— TO BE DONE —
Count lines, not occurrences: give the number of lines holding the word "Relative", and nothing besides.
## BEGIN
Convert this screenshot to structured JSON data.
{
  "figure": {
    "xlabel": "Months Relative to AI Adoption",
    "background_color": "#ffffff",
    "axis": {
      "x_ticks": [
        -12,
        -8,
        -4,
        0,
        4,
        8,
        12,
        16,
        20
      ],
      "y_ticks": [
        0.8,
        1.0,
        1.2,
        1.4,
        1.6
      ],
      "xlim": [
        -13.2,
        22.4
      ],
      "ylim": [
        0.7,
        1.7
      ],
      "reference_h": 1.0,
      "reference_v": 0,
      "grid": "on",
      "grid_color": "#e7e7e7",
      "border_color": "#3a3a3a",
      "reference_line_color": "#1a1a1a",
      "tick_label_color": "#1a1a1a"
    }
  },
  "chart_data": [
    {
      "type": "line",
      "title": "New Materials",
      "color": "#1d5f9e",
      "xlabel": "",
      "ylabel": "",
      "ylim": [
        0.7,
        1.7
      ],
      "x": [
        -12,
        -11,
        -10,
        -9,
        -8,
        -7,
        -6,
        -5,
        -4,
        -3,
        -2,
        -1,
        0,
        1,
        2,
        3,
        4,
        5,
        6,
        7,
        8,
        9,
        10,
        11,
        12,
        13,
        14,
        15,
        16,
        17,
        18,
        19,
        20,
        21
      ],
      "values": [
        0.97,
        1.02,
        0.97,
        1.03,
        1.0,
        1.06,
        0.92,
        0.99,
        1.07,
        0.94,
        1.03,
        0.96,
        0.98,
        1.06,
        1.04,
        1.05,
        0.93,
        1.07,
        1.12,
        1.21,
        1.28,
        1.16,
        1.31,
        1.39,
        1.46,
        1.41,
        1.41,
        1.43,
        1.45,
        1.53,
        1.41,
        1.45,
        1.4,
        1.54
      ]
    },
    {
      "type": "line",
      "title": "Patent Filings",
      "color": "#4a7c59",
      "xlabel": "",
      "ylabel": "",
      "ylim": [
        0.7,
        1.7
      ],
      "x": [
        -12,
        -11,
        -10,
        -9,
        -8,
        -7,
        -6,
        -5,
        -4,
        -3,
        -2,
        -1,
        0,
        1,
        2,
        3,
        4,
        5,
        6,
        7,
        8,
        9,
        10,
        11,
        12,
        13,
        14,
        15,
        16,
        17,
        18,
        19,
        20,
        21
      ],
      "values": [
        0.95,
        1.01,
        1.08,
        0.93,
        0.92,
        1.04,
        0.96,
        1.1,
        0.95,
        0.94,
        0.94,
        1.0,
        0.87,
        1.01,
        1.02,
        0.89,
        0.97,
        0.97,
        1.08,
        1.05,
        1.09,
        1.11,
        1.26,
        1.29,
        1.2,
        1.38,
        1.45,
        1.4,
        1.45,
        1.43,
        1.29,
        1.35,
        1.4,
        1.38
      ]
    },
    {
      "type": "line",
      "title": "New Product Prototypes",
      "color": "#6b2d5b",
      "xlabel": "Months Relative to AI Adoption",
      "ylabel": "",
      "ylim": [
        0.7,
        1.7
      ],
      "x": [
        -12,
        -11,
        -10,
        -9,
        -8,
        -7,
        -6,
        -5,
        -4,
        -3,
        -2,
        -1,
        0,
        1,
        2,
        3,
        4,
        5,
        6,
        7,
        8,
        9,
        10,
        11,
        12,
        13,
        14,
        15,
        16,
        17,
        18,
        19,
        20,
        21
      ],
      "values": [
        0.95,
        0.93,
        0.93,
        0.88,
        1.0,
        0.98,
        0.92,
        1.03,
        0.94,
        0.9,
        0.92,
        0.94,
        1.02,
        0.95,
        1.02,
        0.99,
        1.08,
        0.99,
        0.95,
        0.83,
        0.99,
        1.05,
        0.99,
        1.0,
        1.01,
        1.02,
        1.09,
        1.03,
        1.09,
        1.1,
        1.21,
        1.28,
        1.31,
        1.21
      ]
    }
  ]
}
## END
— TASK RESPONSE —
2